- _TASK STATEMENT_: From the listing below, extract every line containing "مالك".
%%
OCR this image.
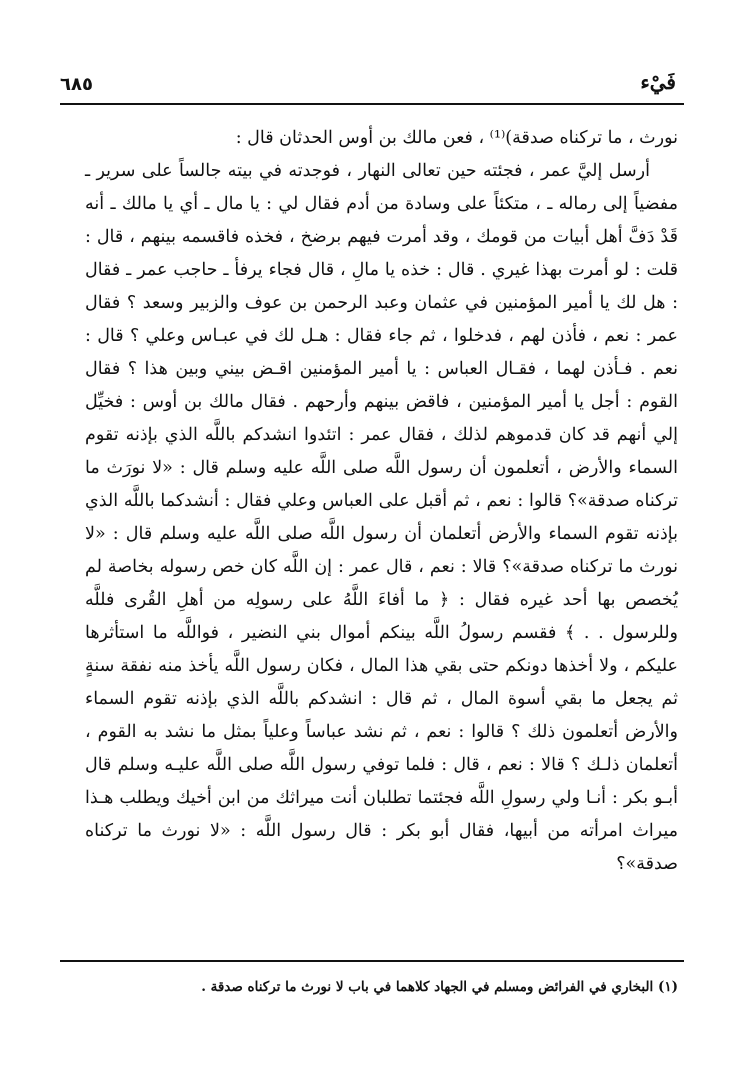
٦٨٥	فَيْء

نورث ، ما تركناه صدقة)⁽¹⁾ ، فعن مالك بن أوس الحدثان قال :

أرسل إليَّ عمر ، فجئته حين تعالى النهار ، فوجدته في بيته جالساً على سرير ـ مفضياً إلى رماله ـ ، متكئاً على وسادة من أدم فقال لي : يا مال ـ أي يا مالك ـ أنه قَدْ دَفَّ أهل أبيات من قومك ، وقد أمرت فيهم برضخ ، فخذه فاقسمه بينهم ، قال : قلت : لو أمرت بهذا غيري . قال : خذه يا مالِ ، قال فجاء يرفأ ـ حاجب عمر ـ فقال : هل لك يا أمير المؤمنين في عثمان وعبد الرحمن بن عوف والزبير وسعد ؟ فقال عمر : نعم ، فأذن لهم ، فدخلوا ، ثم جاء فقال : هـل لك في عبـاس وعلي ؟ قال : نعم . فـأذن لهما ، فقـال العباس : يا أمير المؤمنين اقـض بيني وبين هذا ؟ فقال القوم : أجل يا أمير المؤمنين ، فاقض بينهم وأرحهم . فقال مالك بن أوس : فخيِّل إلي أنهم قد كان قدموهم لذلك ، فقال عمر : اتئدوا انشدكم باللَّه الذي بإذنه تقوم السماء والأرض ، أتعلمون أن رسول اللَّه صلى اللَّه عليه وسلم قال : «لا نورَث ما تركناه صدقة»؟ قالوا : نعم ، ثم أقبل على العباس وعلي فقال : أنشدكما باللَّه الذي بإذنه تقوم السماء والأرض أتعلمان أن رسول اللَّه صلى اللَّه عليه وسلم قال : «لا نورث ما تركناه صدقة»؟ قالا : نعم ، قال عمر : إن اللَّه كان خص رسوله بخاصة لم يُخصص بها أحد غيره فقال : ﴿ ما أفاءَ اللَّهُ على رسولِه من أهلِ القُرى فللَّه وللرسول . . ﴾ فقسم رسولُ اللَّه بينكم أموال بني النضير ، فواللَّه ما استأثرها عليكم ، ولا أخذها دونكم حتى بقي هذا المال ، فكان رسول اللَّه يأخذ منه نفقة سنةٍ ثم يجعل ما بقي أسوة المال ، ثم قال : انشدكم باللَّه الذي بإذنه تقوم السماء والأرض أتعلمون ذلك ؟ قالوا : نعم ، ثم نشد عباساً وعلياً بمثل ما نشد به القوم ، أتعلمان ذلـك ؟ قالا : نعم ، قال : فلما توفي رسول اللَّه صلى اللَّه عليـه وسلم قال أبـو بكر : أنـا ولي رسولِ اللَّه فجئتما تطلبان أنت ميراثك من ابن أخيك ويطلب هـذا ميراث امرأته من أبيها، فقال أبو بكر : قال رسول اللَّه : «لا نورث ما تركناه صدقة»؟

(١) البخاري في الفرائض ومسلم في الجهاد كلاهما في باب لا نورث ما تركناه صدقة .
%%
- _WRITTEN RESPONSE_:
نورث ، ما تركناه صدقة)⁽¹⁾ ، فعن مالك بن أوس الحدثان قال :
أرسل إليَّ عمر ، فجئته حين تعالى النهار ، فوجدته في بيته جالساً على سرير ـ مفضياً إلى رماله ـ ، متكئاً على وسادة من أدم فقال لي : يا مال ـ أي يا مالك ـ أنه قَدْ دَفَّ أهل أبيات من قومك ، وقد أمرت فيهم برضخ ، فخذه فاقسمه بينهم ، قال : قلت : لو أمرت بهذا غيري . قال : خذه يا مالِ ، قال فجاء يرفأ ـ حاجب عمر ـ فقال : هل لك يا أمير المؤمنين في عثمان وعبد الرحمن بن عوف والزبير وسعد ؟ فقال عمر : نعم ، فأذن لهم ، فدخلوا ، ثم جاء فقال : هـل لك في عبـاس وعلي ؟ قال : نعم . فـأذن لهما ، فقـال العباس : يا أمير المؤمنين اقـض بيني وبين هذا ؟ فقال القوم : أجل يا أمير المؤمنين ، فاقض بينهم وأرحهم . فقال مالك بن أوس : فخيِّل إلي أنهم قد كان قدموهم لذلك ، فقال عمر : اتئدوا انشدكم باللَّه الذي بإذنه تقوم السماء والأرض ، أتعلمون أن رسول اللَّه صلى اللَّه عليه وسلم قال : «لا نورَث ما تركناه صدقة»؟ قالوا : نعم ، ثم أقبل على العباس وعلي فقال : أنشدكما باللَّه الذي بإذنه تقوم السماء والأرض أتعلمان أن رسول اللَّه صلى اللَّه عليه وسلم قال : «لا نورث ما تركناه صدقة»؟ قالا : نعم ، قال عمر : إن اللَّه كان خص رسوله بخاصة لم يُخصص بها أحد غيره فقال : ﴿ ما أفاءَ اللَّهُ على رسولِه من أهلِ القُرى فللَّه وللرسول . . ﴾ فقسم رسولُ اللَّه بينكم أموال بني النضير ، فواللَّه ما استأثرها عليكم ، ولا أخذها دونكم حتى بقي هذا المال ، فكان رسول اللَّه يأخذ منه نفقة سنةٍ ثم يجعل ما بقي أسوة المال ، ثم قال : انشدكم باللَّه الذي بإذنه تقوم السماء والأرض أتعلمون ذلك ؟ قالوا : نعم ، ثم نشد عباساً وعلياً بمثل ما نشد به القوم ، أتعلمان ذلـك ؟ قالا : نعم ، قال : فلما توفي رسول اللَّه صلى اللَّه عليـه وسلم قال أبـو بكر : أنـا ولي رسولِ اللَّه فجئتما تطلبان أنت ميراثك من ابن أخيك ويطلب هـذا ميراث امرأته من أبيها، فقال أبو بكر : قال رسول اللَّه : «لا نورث ما تركناه صدقة»؟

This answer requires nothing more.